Write out the material exactly. Do not include the pictures.

Collection entries:
────

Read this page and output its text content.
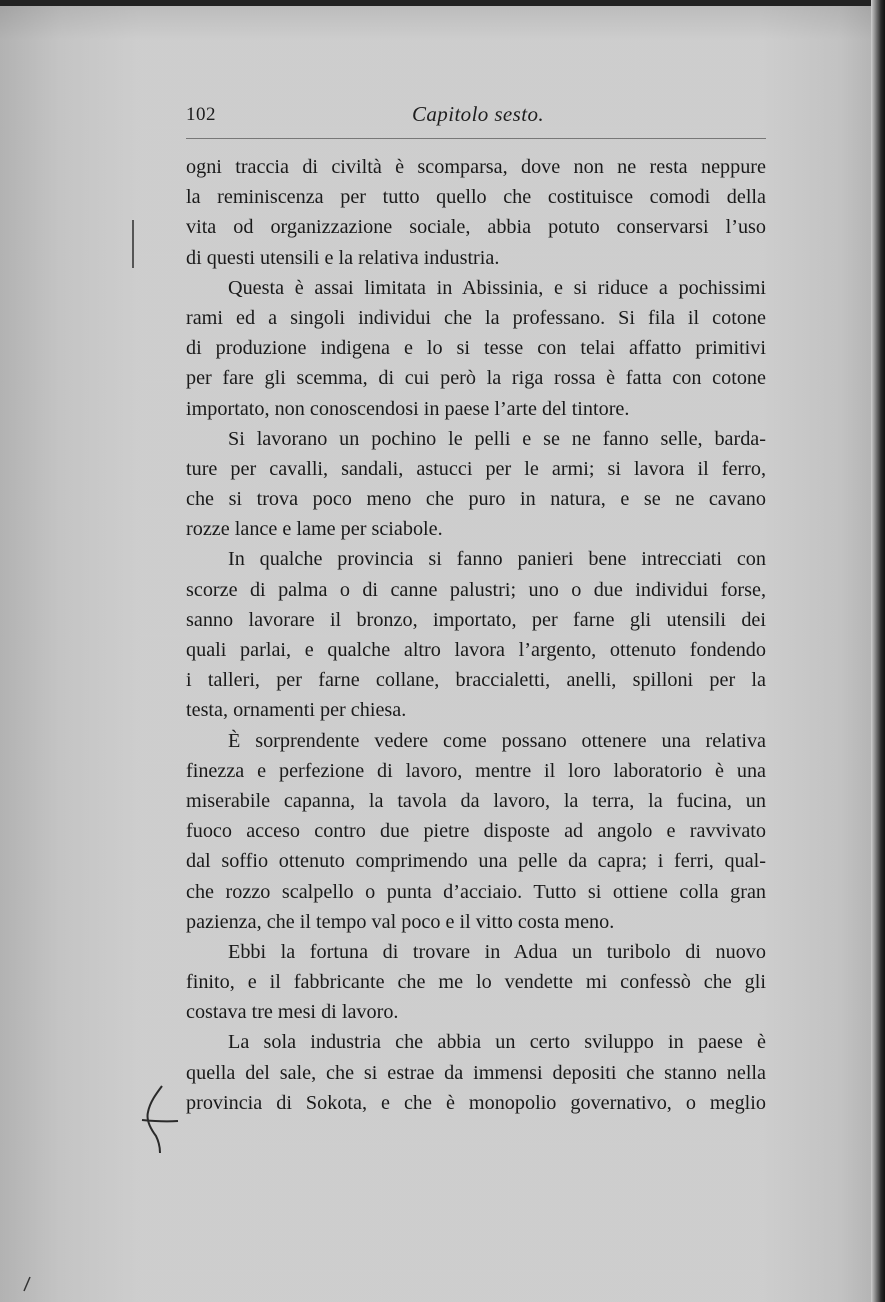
102	Capitolo sesto.
ogni traccia di civiltà è scomparsa, dove non ne resta neppure
la reminiscenza per tutto quello che costituisce comodi della
vita od organizzazione sociale, abbia potuto conservarsi l’uso
di questi utensili e la relativa industria.
Questa è assai limitata in Abissinia, e si riduce a pochissimi
rami ed a singoli individui che la professano. Si fila il cotone
di produzione indigena e lo si tesse con telai affatto primitivi
per fare gli scemma, di cui però la riga rossa è fatta con cotone
importato, non conoscendosi in paese l’arte del tintore.
Si lavorano un pochino le pelli e se ne fanno selle, barda-
ture per cavalli, sandali, astucci per le armi; si lavora il ferro,
che si trova poco meno che puro in natura, e se ne cavano
rozze lance e lame per sciabole.
In qualche provincia si fanno panieri bene intrecciati con
scorze di palma o di canne palustri; uno o due individui forse,
sanno lavorare il bronzo, importato, per farne gli utensili dei
quali parlai, e qualche altro lavora l’argento, ottenuto fondendo
i talleri, per farne collane, braccialetti, anelli, spilloni per la
testa, ornamenti per chiesa.
È sorprendente vedere come possano ottenere una relativa
finezza e perfezione di lavoro, mentre il loro laboratorio è una
miserabile capanna, la tavola da lavoro, la terra, la fucina, un
fuoco acceso contro due pietre disposte ad angolo e ravvivato
dal soffio ottenuto comprimendo una pelle da capra; i ferri, qual-
che rozzo scalpello o punta d’acciaio. Tutto si ottiene colla gran
pazienza, che il tempo val poco e il vitto costa meno.
Ebbi la fortuna di trovare in Adua un turibolo di nuovo
finito, e il fabbricante che me lo vendette mi confessò che gli
costava tre mesi di lavoro.
La sola industria che abbia un certo sviluppo in paese è
quella del sale, che si estrae da immensi depositi che stanno nella
provincia di Sokota, e che è monopolio governativo, o meglio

────

● TASK RESPONSE
Read this page and output its text content.
102	Capitolo sesto.
ogni traccia di civiltà è scomparsa, dove non ne resta neppure
la reminiscenza per tutto quello che costituisce comodi della
vita od organizzazione sociale, abbia potuto conservarsi l’uso
di questi utensili e la relativa industria.
Questa è assai limitata in Abissinia, e si riduce a pochissimi
rami ed a singoli individui che la professano. Si fila il cotone
di produzione indigena e lo si tesse con telai affatto primitivi
per fare gli scemma, di cui però la riga rossa è fatta con cotone
importato, non conoscendosi in paese l’arte del tintore.
Si lavorano un pochino le pelli e se ne fanno selle, barda-
ture per cavalli, sandali, astucci per le armi; si lavora il ferro,
che si trova poco meno che puro in natura, e se ne cavano
rozze lance e lame per sciabole.
In qualche provincia si fanno panieri bene intrecciati con
scorze di palma o di canne palustri; uno o due individui forse,
sanno lavorare il bronzo, importato, per farne gli utensili dei
quali parlai, e qualche altro lavora l’argento, ottenuto fondendo
i talleri, per farne collane, braccialetti, anelli, spilloni per la
testa, ornamenti per chiesa.
È sorprendente vedere come possano ottenere una relativa
finezza e perfezione di lavoro, mentre il loro laboratorio è una
miserabile capanna, la tavola da lavoro, la terra, la fucina, un
fuoco acceso contro due pietre disposte ad angolo e ravvivato
dal soffio ottenuto comprimendo una pelle da capra; i ferri, qual-
che rozzo scalpello o punta d’acciaio. Tutto si ottiene colla gran
pazienza, che il tempo val poco e il vitto costa meno.
Ebbi la fortuna di trovare in Adua un turibolo di nuovo
finito, e il fabbricante che me lo vendette mi confessò che gli
costava tre mesi di lavoro.
La sola industria che abbia un certo sviluppo in paese è
quella del sale, che si estrae da immensi depositi che stanno nella
provincia di Sokota, e che è monopolio governativo, o meglio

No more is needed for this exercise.